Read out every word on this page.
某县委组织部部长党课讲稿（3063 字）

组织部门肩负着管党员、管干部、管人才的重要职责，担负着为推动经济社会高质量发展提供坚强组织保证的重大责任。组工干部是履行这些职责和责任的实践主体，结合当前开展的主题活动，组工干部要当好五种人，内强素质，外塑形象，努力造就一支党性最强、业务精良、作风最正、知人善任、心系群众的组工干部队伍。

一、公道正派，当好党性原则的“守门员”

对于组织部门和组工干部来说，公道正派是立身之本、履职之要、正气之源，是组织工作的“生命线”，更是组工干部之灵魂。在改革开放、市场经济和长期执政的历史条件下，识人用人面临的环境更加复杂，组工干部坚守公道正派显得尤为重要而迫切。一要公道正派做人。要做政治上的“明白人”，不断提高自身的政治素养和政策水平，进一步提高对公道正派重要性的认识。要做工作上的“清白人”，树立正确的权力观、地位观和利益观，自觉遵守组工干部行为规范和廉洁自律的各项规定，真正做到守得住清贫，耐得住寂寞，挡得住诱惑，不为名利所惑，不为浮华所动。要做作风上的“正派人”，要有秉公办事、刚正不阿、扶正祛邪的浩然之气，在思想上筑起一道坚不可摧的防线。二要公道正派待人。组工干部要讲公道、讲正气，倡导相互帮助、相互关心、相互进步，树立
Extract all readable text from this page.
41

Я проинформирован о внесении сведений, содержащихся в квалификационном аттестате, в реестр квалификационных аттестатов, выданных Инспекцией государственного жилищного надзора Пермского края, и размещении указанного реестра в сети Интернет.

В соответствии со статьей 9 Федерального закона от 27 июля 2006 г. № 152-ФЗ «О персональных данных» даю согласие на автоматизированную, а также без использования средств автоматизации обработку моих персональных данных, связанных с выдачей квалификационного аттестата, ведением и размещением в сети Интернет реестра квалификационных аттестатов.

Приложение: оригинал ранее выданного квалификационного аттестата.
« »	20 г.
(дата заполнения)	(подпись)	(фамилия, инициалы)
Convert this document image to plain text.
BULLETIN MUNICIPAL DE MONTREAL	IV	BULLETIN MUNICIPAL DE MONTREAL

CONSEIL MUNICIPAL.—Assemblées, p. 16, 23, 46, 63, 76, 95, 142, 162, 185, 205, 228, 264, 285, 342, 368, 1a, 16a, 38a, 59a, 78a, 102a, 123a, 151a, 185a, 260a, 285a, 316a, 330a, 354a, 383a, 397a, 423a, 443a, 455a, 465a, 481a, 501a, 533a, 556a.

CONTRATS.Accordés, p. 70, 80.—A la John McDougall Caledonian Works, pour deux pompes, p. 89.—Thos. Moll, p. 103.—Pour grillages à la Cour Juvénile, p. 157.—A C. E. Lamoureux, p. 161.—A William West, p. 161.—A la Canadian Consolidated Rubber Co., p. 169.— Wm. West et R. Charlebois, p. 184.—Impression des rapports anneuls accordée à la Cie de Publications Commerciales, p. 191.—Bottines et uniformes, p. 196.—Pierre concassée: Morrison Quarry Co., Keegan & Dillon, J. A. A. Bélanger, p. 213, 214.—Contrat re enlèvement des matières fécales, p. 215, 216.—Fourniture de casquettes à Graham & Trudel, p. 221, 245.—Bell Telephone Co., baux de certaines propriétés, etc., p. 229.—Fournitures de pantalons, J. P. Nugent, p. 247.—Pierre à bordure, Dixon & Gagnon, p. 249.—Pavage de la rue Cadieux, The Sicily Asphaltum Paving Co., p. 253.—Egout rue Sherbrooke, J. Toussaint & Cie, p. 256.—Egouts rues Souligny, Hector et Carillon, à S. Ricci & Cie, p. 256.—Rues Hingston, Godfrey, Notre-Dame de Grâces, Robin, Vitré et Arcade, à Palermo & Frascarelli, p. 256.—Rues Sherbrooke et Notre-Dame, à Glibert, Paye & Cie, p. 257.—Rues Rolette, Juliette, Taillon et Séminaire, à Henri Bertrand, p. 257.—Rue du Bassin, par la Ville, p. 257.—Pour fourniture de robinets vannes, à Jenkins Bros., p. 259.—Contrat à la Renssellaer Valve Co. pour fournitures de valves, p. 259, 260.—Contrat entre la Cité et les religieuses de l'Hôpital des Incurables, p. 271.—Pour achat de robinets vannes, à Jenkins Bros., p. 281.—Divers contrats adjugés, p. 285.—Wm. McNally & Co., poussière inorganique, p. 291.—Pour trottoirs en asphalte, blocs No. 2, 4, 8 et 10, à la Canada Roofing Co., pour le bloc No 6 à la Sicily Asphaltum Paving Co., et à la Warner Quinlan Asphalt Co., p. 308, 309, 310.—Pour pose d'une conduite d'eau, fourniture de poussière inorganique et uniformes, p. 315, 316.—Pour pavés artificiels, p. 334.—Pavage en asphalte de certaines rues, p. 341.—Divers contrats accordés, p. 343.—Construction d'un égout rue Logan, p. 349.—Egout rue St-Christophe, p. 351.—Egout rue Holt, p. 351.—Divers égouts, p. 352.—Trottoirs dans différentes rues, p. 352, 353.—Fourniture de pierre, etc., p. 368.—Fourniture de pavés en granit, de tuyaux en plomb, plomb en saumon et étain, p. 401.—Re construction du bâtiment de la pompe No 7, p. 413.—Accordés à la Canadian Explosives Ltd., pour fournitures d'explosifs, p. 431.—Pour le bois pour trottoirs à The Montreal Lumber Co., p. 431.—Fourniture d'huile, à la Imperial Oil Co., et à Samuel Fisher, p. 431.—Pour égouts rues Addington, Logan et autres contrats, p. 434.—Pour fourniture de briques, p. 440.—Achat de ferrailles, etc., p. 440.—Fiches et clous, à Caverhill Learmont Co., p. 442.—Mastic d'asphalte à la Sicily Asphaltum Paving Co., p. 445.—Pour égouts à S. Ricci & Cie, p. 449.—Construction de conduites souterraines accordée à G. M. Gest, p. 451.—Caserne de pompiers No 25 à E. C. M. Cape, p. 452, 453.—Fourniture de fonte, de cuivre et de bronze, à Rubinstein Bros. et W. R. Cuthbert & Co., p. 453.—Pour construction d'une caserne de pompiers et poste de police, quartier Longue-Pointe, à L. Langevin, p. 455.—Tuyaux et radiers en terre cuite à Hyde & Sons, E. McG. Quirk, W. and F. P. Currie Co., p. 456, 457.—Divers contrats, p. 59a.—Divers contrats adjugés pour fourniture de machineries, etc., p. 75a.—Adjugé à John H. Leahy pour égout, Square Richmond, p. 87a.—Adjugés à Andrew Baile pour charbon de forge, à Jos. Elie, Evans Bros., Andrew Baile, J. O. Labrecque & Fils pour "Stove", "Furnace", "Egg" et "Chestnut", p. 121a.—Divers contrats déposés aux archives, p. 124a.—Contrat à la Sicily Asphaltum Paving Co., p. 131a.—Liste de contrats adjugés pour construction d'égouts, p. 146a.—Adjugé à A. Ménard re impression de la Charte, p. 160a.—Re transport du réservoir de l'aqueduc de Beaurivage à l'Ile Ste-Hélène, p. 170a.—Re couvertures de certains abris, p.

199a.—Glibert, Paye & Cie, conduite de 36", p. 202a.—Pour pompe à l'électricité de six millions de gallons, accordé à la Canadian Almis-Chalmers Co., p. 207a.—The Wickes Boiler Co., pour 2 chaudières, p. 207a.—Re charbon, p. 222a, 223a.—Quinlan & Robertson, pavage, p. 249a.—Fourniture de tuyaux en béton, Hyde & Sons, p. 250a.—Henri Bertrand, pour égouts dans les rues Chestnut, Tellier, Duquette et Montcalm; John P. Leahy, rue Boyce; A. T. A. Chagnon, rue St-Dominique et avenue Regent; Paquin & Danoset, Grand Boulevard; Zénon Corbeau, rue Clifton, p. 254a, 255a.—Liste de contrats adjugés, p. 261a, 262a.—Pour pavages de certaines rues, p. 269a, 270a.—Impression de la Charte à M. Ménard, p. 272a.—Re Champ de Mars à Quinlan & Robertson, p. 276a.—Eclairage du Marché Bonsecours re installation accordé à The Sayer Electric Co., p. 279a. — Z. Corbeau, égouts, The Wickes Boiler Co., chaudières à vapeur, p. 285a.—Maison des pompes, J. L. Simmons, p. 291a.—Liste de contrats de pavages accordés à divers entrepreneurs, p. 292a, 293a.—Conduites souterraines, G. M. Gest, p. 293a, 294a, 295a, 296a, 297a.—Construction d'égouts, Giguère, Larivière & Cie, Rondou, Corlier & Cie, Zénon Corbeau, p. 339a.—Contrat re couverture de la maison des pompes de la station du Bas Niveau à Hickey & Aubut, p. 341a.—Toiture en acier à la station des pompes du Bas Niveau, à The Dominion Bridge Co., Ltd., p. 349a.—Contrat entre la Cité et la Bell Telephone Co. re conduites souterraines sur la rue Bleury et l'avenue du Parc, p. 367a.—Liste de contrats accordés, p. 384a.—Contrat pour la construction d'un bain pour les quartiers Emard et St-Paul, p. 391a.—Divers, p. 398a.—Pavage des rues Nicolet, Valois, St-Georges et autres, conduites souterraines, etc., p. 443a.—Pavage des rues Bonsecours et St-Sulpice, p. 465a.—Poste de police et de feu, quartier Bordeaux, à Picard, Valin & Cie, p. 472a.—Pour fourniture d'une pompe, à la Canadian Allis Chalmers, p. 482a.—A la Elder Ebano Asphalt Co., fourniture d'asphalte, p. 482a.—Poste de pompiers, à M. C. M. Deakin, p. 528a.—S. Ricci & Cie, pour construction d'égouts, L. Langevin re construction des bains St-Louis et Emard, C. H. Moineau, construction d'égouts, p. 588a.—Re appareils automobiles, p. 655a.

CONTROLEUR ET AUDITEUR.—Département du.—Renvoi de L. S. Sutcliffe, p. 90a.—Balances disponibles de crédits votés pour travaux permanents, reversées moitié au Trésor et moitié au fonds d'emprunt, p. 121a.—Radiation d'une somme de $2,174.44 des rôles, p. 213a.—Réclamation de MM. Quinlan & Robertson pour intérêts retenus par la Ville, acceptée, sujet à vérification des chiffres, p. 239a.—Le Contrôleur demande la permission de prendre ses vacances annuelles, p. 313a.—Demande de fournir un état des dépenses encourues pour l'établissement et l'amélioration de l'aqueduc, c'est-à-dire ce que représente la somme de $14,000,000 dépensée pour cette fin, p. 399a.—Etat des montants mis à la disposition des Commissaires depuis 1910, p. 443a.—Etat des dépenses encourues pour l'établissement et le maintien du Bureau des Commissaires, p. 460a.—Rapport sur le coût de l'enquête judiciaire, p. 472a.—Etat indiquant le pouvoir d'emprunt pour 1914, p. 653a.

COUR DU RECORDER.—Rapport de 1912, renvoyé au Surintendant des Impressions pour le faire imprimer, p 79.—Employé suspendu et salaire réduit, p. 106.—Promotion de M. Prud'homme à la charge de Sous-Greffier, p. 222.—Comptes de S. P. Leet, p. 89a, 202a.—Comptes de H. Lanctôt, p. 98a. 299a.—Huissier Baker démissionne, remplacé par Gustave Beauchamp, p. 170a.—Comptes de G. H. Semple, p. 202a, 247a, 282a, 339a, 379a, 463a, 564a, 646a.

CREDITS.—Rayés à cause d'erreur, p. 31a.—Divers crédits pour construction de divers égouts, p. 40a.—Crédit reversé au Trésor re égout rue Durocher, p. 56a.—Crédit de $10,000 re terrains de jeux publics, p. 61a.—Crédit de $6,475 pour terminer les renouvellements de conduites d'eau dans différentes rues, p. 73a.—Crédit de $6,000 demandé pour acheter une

■ **Short exercise**: In the material above, tally every line with the string "page" in it, then give that number alone.

■ **Solved problem**: 2